** START **

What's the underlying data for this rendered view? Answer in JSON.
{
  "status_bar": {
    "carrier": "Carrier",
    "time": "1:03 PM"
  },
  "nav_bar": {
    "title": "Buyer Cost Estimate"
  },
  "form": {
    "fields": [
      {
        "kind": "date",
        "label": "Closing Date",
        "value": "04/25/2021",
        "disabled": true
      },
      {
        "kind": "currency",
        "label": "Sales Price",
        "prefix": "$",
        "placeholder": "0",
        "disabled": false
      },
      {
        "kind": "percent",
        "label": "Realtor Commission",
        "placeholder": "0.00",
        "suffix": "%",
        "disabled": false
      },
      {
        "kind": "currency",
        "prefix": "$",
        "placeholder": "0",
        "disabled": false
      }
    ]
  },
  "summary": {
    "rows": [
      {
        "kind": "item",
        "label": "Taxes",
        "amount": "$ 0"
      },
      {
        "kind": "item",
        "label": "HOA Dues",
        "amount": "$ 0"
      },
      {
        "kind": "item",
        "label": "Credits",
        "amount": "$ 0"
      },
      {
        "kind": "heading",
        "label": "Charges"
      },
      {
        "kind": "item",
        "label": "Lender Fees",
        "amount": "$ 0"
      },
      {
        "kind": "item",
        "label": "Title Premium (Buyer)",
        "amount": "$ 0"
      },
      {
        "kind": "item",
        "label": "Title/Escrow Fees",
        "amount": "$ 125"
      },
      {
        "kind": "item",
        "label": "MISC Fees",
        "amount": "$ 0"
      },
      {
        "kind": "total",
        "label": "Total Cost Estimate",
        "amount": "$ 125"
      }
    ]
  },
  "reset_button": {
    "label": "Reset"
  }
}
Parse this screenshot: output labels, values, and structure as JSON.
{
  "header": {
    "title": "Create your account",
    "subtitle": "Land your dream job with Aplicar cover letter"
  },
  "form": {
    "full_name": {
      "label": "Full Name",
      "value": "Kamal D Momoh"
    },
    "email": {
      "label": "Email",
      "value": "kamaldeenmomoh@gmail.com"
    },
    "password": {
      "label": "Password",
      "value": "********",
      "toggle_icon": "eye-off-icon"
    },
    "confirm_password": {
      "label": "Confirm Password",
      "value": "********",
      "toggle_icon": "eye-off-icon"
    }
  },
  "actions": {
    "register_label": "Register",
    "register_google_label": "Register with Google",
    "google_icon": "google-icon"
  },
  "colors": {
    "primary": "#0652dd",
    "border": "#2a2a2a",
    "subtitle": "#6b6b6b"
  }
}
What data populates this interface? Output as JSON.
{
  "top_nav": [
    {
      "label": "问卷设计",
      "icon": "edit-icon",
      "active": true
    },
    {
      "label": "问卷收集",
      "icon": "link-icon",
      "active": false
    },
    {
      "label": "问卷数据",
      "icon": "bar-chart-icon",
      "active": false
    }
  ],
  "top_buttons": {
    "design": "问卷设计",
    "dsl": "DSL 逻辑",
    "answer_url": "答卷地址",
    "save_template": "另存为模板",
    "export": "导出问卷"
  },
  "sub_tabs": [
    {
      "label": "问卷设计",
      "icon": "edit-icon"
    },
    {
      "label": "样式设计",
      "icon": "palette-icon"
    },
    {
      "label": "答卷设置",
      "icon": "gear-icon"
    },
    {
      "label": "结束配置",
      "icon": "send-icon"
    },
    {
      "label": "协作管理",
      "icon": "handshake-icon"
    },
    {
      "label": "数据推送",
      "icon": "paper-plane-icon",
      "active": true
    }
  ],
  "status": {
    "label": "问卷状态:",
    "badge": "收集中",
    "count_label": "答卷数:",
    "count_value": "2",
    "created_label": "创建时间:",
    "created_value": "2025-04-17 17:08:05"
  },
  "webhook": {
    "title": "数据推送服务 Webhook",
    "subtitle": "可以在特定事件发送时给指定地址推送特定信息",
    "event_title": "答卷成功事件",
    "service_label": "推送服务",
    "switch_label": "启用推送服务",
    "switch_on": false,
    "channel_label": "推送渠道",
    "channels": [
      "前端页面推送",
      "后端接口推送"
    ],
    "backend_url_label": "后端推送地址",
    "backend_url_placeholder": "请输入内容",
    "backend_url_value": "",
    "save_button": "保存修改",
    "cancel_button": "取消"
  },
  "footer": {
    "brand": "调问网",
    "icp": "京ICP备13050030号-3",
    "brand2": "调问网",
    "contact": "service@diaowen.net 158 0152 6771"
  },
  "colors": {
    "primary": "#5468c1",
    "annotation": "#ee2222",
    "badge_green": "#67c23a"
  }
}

** END **

● **To be done**:
From the entries above, pull out each line that includes "your".

● **Finished exercise**:
    "title": "Create your account",
    "subtitle": "Land your dream job with Aplicar cover letter"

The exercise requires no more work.